Will you transcribe the entries that follow, exactly and in full?

TASK INPUT
◆ ◆ ◆ ◆
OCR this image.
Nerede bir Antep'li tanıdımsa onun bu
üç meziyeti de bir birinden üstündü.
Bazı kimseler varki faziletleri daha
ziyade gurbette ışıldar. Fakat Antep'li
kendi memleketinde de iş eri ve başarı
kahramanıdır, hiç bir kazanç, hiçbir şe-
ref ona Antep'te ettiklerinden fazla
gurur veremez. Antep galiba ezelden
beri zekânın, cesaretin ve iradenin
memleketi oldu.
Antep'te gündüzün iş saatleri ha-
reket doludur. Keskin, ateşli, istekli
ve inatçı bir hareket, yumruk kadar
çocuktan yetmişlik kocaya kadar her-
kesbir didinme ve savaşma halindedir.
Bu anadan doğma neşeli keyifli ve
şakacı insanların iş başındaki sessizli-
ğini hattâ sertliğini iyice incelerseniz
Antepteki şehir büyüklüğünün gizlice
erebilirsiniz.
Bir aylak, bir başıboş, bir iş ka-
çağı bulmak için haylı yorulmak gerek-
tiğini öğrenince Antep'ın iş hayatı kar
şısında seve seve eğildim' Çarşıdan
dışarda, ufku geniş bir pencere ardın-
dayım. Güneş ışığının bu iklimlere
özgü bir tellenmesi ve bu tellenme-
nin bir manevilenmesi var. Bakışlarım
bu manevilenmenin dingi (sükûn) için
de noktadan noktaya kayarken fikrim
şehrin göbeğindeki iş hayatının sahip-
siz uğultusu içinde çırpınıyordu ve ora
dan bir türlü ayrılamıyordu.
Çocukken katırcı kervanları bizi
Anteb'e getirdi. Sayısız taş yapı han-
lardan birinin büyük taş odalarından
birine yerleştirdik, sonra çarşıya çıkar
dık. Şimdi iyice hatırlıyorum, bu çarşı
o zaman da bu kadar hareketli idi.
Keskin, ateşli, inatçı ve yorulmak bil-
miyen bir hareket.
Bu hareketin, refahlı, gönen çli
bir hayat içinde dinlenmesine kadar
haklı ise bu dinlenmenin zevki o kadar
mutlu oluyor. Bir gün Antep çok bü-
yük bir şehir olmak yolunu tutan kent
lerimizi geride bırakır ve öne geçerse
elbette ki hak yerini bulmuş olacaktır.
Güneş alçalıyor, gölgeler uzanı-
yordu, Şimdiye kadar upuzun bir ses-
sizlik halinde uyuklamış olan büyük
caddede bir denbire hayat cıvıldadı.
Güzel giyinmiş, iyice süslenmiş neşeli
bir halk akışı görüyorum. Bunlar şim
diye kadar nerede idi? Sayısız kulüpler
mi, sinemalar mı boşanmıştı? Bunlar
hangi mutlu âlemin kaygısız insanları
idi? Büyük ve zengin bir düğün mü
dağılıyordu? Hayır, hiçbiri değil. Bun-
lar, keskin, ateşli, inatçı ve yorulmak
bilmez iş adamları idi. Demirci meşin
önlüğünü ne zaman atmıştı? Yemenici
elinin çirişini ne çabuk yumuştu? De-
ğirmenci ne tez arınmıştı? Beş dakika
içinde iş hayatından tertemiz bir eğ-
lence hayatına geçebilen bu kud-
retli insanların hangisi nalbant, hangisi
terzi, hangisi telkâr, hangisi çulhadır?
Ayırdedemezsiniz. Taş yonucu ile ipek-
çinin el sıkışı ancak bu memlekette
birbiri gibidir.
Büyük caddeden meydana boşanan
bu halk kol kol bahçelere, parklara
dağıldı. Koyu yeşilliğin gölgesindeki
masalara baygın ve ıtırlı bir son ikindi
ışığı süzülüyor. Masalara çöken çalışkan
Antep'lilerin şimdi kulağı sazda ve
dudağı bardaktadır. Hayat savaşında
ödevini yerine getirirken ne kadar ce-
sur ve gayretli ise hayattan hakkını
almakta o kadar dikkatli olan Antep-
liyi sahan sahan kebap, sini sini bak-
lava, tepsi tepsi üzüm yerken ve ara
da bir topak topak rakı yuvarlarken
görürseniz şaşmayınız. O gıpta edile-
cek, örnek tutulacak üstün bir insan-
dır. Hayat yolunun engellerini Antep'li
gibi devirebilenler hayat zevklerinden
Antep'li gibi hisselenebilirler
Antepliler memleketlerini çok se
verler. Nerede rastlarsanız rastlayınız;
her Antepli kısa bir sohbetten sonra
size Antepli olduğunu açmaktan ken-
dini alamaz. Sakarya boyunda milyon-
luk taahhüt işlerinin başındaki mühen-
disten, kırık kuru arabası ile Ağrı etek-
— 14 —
◆ ◆ ◆ ◆
ANSWER TO THE EXERCISE
OCR this image.
Nerede bir Antep'li tanıdımsa onun bu
üç meziyeti de bir birinden üstündü.
Bazı kimseler varki faziletleri daha
ziyade gurbette ışıldar. Fakat Antep'li
kendi memleketinde de iş eri ve başarı
kahramanıdır, hiç bir kazanç, hiçbir şe-
ref ona Antep'te ettiklerinden fazla
gurur veremez. Antep galiba ezelden
beri zekânın, cesaretin ve iradenin
memleketi oldu.
Antep'te gündüzün iş saatleri ha-
reket doludur. Keskin, ateşli, istekli
ve inatçı bir hareket, yumruk kadar
çocuktan yetmişlik kocaya kadar her-
kesbir didinme ve savaşma halindedir.
Bu anadan doğma neşeli keyifli ve
şakacı insanların iş başındaki sessizli-
ğini hattâ sertliğini iyice incelerseniz
Antepteki şehir büyüklüğünün gizlice
erebilirsiniz.
Bir aylak, bir başıboş, bir iş ka-
çağı bulmak için haylı yorulmak gerek-
tiğini öğrenince Antep'ın iş hayatı kar
şısında seve seve eğildim' Çarşıdan
dışarda, ufku geniş bir pencere ardın-
dayım. Güneş ışığının bu iklimlere
özgü bir tellenmesi ve bu tellenme-
nin bir manevilenmesi var. Bakışlarım
bu manevilenmenin dingi (sükûn) için
de noktadan noktaya kayarken fikrim
şehrin göbeğindeki iş hayatının sahip-
siz uğultusu içinde çırpınıyordu ve ora
dan bir türlü ayrılamıyordu.
Çocukken katırcı kervanları bizi
Anteb'e getirdi. Sayısız taş yapı han-
lardan birinin büyük taş odalarından
birine yerleştirdik, sonra çarşıya çıkar
dık. Şimdi iyice hatırlıyorum, bu çarşı
o zaman da bu kadar hareketli idi.
Keskin, ateşli, inatçı ve yorulmak bil-
miyen bir hareket.
Bu hareketin, refahlı, gönen çli
bir hayat içinde dinlenmesine kadar
haklı ise bu dinlenmenin zevki o kadar
mutlu oluyor. Bir gün Antep çok bü-
yük bir şehir olmak yolunu tutan kent
lerimizi geride bırakır ve öne geçerse
elbette ki hak yerini bulmuş olacaktır.
Güneş alçalıyor, gölgeler uzanı-
yordu, Şimdiye kadar upuzun bir ses-
sizlik halinde uyuklamış olan büyük
caddede bir denbire hayat cıvıldadı.
Güzel giyinmiş, iyice süslenmiş neşeli
bir halk akışı görüyorum. Bunlar şim
diye kadar nerede idi? Sayısız kulüpler
mi, sinemalar mı boşanmıştı? Bunlar
hangi mutlu âlemin kaygısız insanları
idi? Büyük ve zengin bir düğün mü
dağılıyordu? Hayır, hiçbiri değil. Bun-
lar, keskin, ateşli, inatçı ve yorulmak
bilmez iş adamları idi. Demirci meşin
önlüğünü ne zaman atmıştı? Yemenici
elinin çirişini ne çabuk yumuştu? De-
ğirmenci ne tez arınmıştı? Beş dakika
içinde iş hayatından tertemiz bir eğ-
lence hayatına geçebilen bu kud-
retli insanların hangisi nalbant, hangisi
terzi, hangisi telkâr, hangisi çulhadır?
Ayırdedemezsiniz. Taş yonucu ile ipek-
çinin el sıkışı ancak bu memlekette
birbiri gibidir.
Büyük caddeden meydana boşanan
bu halk kol kol bahçelere, parklara
dağıldı. Koyu yeşilliğin gölgesindeki
masalara baygın ve ıtırlı bir son ikindi
ışığı süzülüyor. Masalara çöken çalışkan
Antep'lilerin şimdi kulağı sazda ve
dudağı bardaktadır. Hayat savaşında
ödevini yerine getirirken ne kadar ce-
sur ve gayretli ise hayattan hakkını
almakta o kadar dikkatli olan Antep-
liyi sahan sahan kebap, sini sini bak-
lava, tepsi tepsi üzüm yerken ve ara
da bir topak topak rakı yuvarlarken
görürseniz şaşmayınız. O gıpta edile-
cek, örnek tutulacak üstün bir insan-
dır. Hayat yolunun engellerini Antep'li
gibi devirebilenler hayat zevklerinden
Antep'li gibi hisselenebilirler
Antepliler memleketlerini çok se
verler. Nerede rastlarsanız rastlayınız;
her Antepli kısa bir sohbetten sonra
size Antepli olduğunu açmaktan ken-
dini alamaz. Sakarya boyunda milyon-
luk taahhüt işlerinin başındaki mühen-
disten, kırık kuru arabası ile Ağrı etek-
— 14 —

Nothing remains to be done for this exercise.